_TASK DETAILS:_ Wherever the string "JSON" appears, copy the whole line.

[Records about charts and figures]
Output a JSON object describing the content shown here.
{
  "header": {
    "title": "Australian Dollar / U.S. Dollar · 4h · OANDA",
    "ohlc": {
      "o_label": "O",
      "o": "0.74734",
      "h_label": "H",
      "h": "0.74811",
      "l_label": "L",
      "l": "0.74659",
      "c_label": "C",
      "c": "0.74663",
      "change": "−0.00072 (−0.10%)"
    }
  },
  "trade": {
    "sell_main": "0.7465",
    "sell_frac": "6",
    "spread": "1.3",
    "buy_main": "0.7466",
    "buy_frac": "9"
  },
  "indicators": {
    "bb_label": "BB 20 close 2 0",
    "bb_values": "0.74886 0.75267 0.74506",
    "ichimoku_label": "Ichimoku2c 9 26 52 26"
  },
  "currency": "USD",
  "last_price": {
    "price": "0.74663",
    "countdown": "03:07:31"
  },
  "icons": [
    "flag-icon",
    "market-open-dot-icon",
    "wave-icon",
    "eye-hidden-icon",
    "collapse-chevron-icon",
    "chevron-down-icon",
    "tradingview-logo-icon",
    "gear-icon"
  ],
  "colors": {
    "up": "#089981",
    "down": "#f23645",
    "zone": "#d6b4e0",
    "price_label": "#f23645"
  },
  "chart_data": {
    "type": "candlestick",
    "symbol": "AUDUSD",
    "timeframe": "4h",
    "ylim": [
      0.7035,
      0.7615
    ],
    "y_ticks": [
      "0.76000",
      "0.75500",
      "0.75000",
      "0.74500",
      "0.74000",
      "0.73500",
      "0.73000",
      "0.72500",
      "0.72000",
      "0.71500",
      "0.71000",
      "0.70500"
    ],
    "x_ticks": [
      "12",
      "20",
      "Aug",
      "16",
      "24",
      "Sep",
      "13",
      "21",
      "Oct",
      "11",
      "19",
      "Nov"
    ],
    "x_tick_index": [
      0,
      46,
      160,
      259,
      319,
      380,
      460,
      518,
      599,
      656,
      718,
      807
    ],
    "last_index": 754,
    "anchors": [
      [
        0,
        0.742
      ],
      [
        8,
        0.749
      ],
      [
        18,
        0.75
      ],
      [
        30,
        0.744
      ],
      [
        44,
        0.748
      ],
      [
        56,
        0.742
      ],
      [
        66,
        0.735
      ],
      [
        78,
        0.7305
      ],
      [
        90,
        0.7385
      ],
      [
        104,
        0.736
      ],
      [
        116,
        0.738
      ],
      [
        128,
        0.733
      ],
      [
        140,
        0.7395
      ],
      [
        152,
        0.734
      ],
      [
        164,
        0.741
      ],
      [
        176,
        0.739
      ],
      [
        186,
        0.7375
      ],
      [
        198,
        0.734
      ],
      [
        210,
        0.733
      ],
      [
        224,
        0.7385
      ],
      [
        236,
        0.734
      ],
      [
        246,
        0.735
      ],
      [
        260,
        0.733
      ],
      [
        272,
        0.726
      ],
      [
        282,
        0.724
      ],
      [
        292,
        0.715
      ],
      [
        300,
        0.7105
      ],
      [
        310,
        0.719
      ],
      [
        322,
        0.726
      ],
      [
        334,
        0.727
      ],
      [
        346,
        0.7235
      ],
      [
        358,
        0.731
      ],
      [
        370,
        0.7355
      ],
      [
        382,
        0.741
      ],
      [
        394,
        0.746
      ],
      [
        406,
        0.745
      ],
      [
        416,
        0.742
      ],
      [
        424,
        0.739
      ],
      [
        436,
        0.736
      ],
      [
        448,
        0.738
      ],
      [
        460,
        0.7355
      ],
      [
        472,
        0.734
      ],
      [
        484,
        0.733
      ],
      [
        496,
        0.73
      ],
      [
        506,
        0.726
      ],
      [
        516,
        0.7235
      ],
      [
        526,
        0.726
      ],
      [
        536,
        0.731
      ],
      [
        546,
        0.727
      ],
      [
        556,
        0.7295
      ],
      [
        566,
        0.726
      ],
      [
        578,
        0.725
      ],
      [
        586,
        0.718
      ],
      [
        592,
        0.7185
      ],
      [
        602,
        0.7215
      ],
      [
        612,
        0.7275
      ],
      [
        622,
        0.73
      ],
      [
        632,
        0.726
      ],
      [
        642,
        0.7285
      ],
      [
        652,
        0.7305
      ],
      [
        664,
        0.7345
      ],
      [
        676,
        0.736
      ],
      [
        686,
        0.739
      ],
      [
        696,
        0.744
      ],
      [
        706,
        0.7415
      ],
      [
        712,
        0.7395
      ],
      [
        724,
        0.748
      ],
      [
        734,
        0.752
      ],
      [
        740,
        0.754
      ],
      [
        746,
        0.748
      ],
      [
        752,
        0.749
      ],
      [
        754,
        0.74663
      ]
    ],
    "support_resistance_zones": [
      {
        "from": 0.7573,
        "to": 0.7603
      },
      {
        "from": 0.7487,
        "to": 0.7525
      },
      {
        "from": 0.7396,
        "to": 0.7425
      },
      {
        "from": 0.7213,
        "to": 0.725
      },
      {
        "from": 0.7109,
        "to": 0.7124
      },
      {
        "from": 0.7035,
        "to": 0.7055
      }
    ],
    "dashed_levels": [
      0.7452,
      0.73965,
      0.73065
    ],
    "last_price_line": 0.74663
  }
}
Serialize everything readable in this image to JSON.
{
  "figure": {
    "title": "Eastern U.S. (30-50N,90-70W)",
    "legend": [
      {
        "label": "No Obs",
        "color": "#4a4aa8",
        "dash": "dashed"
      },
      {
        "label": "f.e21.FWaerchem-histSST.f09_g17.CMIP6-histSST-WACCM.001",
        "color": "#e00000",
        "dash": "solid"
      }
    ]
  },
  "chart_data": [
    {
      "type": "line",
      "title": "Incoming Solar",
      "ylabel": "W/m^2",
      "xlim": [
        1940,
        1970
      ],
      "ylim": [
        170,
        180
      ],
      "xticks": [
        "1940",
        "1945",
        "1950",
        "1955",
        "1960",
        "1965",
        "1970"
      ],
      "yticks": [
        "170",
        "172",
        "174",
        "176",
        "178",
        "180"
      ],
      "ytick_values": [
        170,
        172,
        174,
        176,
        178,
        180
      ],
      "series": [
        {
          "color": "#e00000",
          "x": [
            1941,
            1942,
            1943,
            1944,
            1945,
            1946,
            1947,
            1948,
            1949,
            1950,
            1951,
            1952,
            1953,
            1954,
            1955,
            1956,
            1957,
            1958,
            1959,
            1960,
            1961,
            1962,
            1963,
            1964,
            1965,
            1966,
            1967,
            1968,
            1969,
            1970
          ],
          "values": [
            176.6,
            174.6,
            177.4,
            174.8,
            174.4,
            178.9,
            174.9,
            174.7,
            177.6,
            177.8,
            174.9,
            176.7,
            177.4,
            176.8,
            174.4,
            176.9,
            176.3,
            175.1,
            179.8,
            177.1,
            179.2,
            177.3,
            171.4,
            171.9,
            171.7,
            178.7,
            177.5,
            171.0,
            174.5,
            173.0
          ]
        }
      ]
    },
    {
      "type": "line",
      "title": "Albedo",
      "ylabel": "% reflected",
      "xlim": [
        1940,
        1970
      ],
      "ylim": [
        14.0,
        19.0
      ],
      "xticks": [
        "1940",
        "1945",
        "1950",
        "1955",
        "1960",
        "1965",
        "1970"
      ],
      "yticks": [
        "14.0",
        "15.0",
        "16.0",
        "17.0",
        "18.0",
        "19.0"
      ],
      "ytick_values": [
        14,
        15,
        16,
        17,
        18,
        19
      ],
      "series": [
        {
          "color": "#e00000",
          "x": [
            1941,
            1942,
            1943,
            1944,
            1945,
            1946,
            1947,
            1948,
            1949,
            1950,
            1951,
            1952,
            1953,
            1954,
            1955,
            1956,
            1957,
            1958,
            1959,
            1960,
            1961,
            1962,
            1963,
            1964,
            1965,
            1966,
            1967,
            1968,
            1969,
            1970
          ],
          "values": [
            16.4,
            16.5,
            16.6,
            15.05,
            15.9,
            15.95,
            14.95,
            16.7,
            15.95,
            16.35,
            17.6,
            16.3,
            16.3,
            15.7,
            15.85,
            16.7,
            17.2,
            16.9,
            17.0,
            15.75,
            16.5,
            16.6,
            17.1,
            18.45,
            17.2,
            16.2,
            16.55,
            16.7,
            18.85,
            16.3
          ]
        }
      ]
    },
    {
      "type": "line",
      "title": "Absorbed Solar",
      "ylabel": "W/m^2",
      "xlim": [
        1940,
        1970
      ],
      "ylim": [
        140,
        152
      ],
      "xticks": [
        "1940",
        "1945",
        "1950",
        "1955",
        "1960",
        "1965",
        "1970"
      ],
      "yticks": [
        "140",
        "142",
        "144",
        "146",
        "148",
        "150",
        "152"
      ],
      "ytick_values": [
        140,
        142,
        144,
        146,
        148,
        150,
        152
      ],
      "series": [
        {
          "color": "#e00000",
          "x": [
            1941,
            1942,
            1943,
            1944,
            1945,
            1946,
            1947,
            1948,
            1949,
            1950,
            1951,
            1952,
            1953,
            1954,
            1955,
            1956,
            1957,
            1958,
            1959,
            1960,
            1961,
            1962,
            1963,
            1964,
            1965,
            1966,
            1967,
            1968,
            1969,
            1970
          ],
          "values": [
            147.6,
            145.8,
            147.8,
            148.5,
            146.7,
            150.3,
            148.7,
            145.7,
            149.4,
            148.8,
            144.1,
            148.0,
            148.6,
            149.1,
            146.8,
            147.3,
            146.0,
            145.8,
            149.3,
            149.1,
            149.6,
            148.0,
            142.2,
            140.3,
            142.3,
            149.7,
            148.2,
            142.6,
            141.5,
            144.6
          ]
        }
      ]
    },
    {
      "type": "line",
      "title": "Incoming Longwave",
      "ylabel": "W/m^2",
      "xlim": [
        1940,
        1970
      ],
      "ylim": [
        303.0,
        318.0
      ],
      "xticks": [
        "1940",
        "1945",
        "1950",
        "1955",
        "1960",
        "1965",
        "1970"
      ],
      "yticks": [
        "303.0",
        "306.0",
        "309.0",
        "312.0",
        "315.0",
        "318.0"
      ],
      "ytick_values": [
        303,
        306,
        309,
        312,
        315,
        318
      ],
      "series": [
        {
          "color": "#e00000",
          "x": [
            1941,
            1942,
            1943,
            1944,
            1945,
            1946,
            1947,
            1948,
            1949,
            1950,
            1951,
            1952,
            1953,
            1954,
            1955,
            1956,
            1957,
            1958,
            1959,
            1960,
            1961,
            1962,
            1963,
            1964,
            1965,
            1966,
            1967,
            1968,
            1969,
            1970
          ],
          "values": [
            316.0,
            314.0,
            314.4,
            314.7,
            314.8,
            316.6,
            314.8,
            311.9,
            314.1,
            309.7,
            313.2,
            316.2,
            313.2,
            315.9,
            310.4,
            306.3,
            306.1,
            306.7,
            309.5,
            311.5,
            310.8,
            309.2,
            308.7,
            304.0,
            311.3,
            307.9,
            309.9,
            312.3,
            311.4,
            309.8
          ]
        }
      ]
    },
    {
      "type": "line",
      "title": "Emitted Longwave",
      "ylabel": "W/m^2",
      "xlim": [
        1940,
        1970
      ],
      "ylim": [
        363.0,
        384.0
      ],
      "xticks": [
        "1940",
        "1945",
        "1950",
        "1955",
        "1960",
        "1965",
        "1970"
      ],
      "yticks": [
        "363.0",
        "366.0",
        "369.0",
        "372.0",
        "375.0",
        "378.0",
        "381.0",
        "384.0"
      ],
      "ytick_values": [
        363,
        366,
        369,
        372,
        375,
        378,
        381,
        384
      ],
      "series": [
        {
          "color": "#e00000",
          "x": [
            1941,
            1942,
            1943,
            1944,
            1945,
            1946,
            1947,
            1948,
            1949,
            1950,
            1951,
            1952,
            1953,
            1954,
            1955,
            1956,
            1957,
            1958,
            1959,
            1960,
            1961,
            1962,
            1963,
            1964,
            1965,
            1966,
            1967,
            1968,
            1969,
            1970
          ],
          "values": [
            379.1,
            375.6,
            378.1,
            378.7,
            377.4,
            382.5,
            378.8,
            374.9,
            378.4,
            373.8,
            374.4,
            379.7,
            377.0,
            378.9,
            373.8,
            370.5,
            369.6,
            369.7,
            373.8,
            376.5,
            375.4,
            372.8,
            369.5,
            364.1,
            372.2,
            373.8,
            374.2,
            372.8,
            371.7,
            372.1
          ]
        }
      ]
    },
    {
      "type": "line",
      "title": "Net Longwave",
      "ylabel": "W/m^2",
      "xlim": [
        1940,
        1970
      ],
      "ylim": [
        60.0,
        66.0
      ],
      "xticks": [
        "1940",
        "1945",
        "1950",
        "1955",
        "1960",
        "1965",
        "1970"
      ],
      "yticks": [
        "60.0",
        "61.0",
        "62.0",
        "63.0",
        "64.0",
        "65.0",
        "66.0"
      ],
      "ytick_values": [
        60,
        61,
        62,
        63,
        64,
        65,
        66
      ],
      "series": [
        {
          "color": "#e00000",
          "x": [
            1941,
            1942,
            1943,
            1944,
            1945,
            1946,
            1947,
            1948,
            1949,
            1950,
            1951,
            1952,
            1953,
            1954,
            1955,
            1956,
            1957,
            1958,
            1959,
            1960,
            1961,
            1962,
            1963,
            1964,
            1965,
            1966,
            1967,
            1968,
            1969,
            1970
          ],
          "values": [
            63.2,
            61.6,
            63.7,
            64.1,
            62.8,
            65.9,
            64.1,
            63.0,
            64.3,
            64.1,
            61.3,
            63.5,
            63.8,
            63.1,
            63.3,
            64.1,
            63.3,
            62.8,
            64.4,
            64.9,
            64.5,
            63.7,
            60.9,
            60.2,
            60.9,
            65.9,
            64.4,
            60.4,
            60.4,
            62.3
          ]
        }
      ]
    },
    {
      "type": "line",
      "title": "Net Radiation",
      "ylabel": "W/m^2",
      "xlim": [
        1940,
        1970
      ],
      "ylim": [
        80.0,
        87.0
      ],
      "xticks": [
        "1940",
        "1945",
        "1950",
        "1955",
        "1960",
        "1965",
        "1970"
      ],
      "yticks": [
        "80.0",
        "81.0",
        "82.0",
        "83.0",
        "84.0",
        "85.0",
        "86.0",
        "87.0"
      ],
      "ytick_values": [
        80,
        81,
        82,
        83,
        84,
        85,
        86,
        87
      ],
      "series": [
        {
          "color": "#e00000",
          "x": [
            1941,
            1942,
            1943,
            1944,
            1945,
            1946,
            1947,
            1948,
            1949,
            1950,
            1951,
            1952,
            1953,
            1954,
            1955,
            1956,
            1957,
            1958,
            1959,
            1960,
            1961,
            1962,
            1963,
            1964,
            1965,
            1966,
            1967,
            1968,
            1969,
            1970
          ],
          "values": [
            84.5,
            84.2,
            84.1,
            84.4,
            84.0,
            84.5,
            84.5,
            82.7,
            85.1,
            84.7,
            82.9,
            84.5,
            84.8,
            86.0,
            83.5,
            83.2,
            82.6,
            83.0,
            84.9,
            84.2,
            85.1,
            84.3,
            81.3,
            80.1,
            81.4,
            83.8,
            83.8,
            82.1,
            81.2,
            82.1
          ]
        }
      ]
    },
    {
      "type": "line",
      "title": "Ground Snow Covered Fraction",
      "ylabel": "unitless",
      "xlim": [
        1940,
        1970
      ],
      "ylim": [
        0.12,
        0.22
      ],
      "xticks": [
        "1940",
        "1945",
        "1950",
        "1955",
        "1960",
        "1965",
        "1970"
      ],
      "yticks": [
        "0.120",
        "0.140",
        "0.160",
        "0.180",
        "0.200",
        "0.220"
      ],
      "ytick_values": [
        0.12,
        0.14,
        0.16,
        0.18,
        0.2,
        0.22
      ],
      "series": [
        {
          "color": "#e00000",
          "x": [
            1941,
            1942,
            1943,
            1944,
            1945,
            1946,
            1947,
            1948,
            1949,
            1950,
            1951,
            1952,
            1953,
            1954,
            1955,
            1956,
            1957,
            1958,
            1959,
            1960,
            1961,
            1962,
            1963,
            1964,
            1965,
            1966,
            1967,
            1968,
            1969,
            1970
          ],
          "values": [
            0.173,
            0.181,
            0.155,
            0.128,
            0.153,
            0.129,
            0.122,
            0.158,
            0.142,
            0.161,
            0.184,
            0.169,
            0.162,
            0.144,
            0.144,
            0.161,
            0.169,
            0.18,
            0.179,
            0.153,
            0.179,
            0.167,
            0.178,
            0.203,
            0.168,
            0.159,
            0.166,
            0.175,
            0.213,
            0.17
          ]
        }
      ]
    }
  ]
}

_SOLUTION:_
Output a JSON object describing the content shown here.
Serialize everything readable in this image to JSON.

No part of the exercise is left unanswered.